[Dataset items]

** begin **

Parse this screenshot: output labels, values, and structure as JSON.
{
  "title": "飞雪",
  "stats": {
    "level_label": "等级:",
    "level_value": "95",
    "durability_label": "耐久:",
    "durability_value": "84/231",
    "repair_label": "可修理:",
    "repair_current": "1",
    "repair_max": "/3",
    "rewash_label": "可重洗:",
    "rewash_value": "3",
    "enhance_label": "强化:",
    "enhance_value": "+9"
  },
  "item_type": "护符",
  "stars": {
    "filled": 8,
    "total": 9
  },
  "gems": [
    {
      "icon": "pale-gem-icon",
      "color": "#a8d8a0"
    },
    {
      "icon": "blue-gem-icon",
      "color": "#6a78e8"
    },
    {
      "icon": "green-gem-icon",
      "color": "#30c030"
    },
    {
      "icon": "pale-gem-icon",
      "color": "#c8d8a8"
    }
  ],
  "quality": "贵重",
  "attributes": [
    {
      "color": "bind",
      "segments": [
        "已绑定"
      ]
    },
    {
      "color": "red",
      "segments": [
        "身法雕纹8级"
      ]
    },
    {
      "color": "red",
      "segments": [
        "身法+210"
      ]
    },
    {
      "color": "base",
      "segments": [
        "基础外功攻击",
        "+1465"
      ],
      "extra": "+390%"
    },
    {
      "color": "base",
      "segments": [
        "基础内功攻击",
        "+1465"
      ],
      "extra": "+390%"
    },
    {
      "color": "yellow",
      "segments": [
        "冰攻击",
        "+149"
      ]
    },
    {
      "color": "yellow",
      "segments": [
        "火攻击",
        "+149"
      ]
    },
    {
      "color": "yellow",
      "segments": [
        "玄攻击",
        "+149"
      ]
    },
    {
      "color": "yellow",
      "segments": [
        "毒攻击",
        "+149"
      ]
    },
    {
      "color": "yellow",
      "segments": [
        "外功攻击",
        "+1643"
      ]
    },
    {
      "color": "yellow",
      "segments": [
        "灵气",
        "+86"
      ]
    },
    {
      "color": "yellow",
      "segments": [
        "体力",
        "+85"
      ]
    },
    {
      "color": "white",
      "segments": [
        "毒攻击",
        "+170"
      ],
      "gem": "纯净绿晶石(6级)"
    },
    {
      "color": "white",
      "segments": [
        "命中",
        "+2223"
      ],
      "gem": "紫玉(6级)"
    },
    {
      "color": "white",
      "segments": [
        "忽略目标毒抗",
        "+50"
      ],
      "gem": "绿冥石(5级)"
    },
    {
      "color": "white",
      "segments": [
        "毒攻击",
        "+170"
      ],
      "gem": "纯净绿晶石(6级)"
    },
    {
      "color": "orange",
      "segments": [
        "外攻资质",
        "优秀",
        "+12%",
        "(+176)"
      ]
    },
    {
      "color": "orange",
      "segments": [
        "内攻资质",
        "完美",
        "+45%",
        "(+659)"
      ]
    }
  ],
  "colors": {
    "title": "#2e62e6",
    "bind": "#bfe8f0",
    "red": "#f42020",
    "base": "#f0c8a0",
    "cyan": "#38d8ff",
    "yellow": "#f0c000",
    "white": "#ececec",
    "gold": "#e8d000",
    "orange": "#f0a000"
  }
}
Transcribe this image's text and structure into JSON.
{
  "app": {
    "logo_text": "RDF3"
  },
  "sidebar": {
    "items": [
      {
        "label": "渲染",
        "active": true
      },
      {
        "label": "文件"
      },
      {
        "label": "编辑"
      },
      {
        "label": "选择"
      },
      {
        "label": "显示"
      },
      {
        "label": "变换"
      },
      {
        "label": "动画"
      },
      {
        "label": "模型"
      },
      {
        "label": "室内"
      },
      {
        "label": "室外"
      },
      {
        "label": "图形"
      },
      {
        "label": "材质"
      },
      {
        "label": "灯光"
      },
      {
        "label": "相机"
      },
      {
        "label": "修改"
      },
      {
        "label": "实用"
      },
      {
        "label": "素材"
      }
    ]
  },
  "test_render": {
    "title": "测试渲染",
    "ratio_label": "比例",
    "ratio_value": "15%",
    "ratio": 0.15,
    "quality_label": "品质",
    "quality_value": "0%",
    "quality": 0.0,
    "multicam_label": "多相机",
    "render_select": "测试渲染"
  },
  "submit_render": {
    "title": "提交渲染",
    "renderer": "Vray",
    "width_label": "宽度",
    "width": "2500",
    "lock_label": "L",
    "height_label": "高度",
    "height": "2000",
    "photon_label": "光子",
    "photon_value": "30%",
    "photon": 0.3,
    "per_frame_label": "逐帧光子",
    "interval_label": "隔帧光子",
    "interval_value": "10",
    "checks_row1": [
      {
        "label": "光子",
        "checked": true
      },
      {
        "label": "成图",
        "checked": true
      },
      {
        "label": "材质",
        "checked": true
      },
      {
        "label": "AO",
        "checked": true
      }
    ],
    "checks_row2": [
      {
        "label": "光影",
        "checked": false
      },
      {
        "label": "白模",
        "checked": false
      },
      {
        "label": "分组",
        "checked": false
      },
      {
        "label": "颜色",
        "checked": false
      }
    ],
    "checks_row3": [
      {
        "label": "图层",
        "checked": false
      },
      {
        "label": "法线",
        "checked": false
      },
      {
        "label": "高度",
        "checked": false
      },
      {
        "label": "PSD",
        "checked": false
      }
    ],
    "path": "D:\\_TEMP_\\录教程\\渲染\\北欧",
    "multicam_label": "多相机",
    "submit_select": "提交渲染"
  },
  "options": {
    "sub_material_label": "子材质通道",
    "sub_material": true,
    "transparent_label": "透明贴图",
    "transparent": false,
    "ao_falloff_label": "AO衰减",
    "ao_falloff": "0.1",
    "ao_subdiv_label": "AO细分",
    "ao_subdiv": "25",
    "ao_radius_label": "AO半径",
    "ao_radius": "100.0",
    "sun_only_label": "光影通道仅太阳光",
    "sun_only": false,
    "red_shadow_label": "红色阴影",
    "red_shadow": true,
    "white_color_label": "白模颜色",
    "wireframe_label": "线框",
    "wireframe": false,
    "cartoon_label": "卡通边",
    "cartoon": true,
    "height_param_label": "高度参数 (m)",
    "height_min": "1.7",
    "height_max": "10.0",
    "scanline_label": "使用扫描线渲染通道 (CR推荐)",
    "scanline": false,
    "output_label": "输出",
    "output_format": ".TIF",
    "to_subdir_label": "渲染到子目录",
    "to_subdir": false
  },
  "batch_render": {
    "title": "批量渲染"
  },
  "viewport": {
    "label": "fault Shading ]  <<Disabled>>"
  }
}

** end **

AIM:
Return the material exactly as it stands.

REPLY:
Parse this screenshot: output labels, values, and structure as JSON.
{
  "title": "飞雪",
  "stats": {
    "level_label": "等级:",
    "level_value": "95",
    "durability_label": "耐久:",
    "durability_value": "84/231",
    "repair_label": "可修理:",
    "repair_current": "1",
    "repair_max": "/3",
    "rewash_label": "可重洗:",
    "rewash_value": "3",
    "enhance_label": "强化:",
    "enhance_value": "+9"
  },
  "item_type": "护符",
  "stars": {
    "filled": 8,
    "total": 9
  },
  "gems": [
    {
      "icon": "pale-gem-icon",
      "color": "#a8d8a0"
    },
    {
      "icon": "blue-gem-icon",
      "color": "#6a78e8"
    },
    {
      "icon": "green-gem-icon",
      "color": "#30c030"
    },
    {
      "icon": "pale-gem-icon",
      "color": "#c8d8a8"
    }
  ],
  "quality": "贵重",
  "attributes": [
    {
      "color": "bind",
      "segments": [
        "已绑定"
      ]
    },
    {
      "color": "red",
      "segments": [
        "身法雕纹8级"
      ]
    },
    {
      "color": "red",
      "segments": [
        "身法+210"
      ]
    },
    {
      "color": "base",
      "segments": [
        "基础外功攻击",
        "+1465"
      ],
      "extra": "+390%"
    },
    {
      "color": "base",
      "segments": [
        "基础内功攻击",
        "+1465"
      ],
      "extra": "+390%"
    },
    {
      "color": "yellow",
      "segments": [
        "冰攻击",
        "+149"
      ]
    },
    {
      "color": "yellow",
      "segments": [
        "火攻击",
        "+149"
      ]
    },
    {
      "color": "yellow",
      "segments": [
        "玄攻击",
        "+149"
      ]
    },
    {
      "color": "yellow",
      "segments": [
        "毒攻击",
        "+149"
      ]
    },
    {
      "color": "yellow",
      "segments": [
        "外功攻击",
        "+1643"
      ]
    },
    {
      "color": "yellow",
      "segments": [
        "灵气",
        "+86"
      ]
    },
    {
      "color": "yellow",
      "segments": [
        "体力",
        "+85"
      ]
    },
    {
      "color": "white",
      "segments": [
        "毒攻击",
        "+170"
      ],
      "gem": "纯净绿晶石(6级)"
    },
    {
      "color": "white",
      "segments": [
        "命中",
        "+2223"
      ],
      "gem": "紫玉(6级)"
    },
    {
      "color": "white",
      "segments": [
        "忽略目标毒抗",
        "+50"
      ],
      "gem": "绿冥石(5级)"
    },
    {
      "color": "white",
      "segments": [
        "毒攻击",
        "+170"
      ],
      "gem": "纯净绿晶石(6级)"
    },
    {
      "color": "orange",
      "segments": [
        "外攻资质",
        "优秀",
        "+12%",
        "(+176)"
      ]
    },
    {
      "color": "orange",
      "segments": [
        "内攻资质",
        "完美",
        "+45%",
        "(+659)"
      ]
    }
  ],
  "colors": {
    "title": "#2e62e6",
    "bind": "#bfe8f0",
    "red": "#f42020",
    "base": "#f0c8a0",
    "cyan": "#38d8ff",
    "yellow": "#f0c000",
    "white": "#ececec",
    "gold": "#e8d000",
    "orange": "#f0a000"
  }
}
Transcribe this image's text and structure into JSON.
{
  "app": {
    "logo_text": "RDF3"
  },
  "sidebar": {
    "items": [
      {
        "label": "渲染",
        "active": true
      },
      {
        "label": "文件"
      },
      {
        "label": "编辑"
      },
      {
        "label": "选择"
      },
      {
        "label": "显示"
      },
      {
        "label": "变换"
      },
      {
        "label": "动画"
      },
      {
        "label": "模型"
      },
      {
        "label": "室内"
      },
      {
        "label": "室外"
      },
      {
        "label": "图形"
      },
      {
        "label": "材质"
      },
      {
        "label": "灯光"
      },
      {
        "label": "相机"
      },
      {
        "label": "修改"
      },
      {
        "label": "实用"
      },
      {
        "label": "素材"
      }
    ]
  },
  "test_render": {
    "title": "测试渲染",
    "ratio_label": "比例",
    "ratio_value": "15%",
    "ratio": 0.15,
    "quality_label": "品质",
    "quality_value": "0%",
    "quality": 0.0,
    "multicam_label": "多相机",
    "render_select": "测试渲染"
  },
  "submit_render": {
    "title": "提交渲染",
    "renderer": "Vray",
    "width_label": "宽度",
    "width": "2500",
    "lock_label": "L",
    "height_label": "高度",
    "height": "2000",
    "photon_label": "光子",
    "photon_value": "30%",
    "photon": 0.3,
    "per_frame_label": "逐帧光子",
    "interval_label": "隔帧光子",
    "interval_value": "10",
    "checks_row1": [
      {
        "label": "光子",
        "checked": true
      },
      {
        "label": "成图",
        "checked": true
      },
      {
        "label": "材质",
        "checked": true
      },
      {
        "label": "AO",
        "checked": true
      }
    ],
    "checks_row2": [
      {
        "label": "光影",
        "checked": false
      },
      {
        "label": "白模",
        "checked": false
      },
      {
        "label": "分组",
        "checked": false
      },
      {
        "label": "颜色",
        "checked": false
      }
    ],
    "checks_row3": [
      {
        "label": "图层",
        "checked": false
      },
      {
        "label": "法线",
        "checked": false
      },
      {
        "label": "高度",
        "checked": false
      },
      {
        "label": "PSD",
        "checked": false
      }
    ],
    "path": "D:\\_TEMP_\\录教程\\渲染\\北欧",
    "multicam_label": "多相机",
    "submit_select": "提交渲染"
  },
  "options": {
    "sub_material_label": "子材质通道",
    "sub_material": true,
    "transparent_label": "透明贴图",
    "transparent": false,
    "ao_falloff_label": "AO衰减",
    "ao_falloff": "0.1",
    "ao_subdiv_label": "AO细分",
    "ao_subdiv": "25",
    "ao_radius_label": "AO半径",
    "ao_radius": "100.0",
    "sun_only_label": "光影通道仅太阳光",
    "sun_only": false,
    "red_shadow_label": "红色阴影",
    "red_shadow": true,
    "white_color_label": "白模颜色",
    "wireframe_label": "线框",
    "wireframe": false,
    "cartoon_label": "卡通边",
    "cartoon": true,
    "height_param_label": "高度参数 (m)",
    "height_min": "1.7",
    "height_max": "10.0",
    "scanline_label": "使用扫描线渲染通道 (CR推荐)",
    "scanline": false,
    "output_label": "输出",
    "output_format": ".TIF",
    "to_subdir_label": "渲染到子目录",
    "to_subdir": false
  },
  "batch_render": {
    "title": "批量渲染"
  },
  "viewport": {
    "label": "fault Shading ]  <<Disabled>>"
  }
}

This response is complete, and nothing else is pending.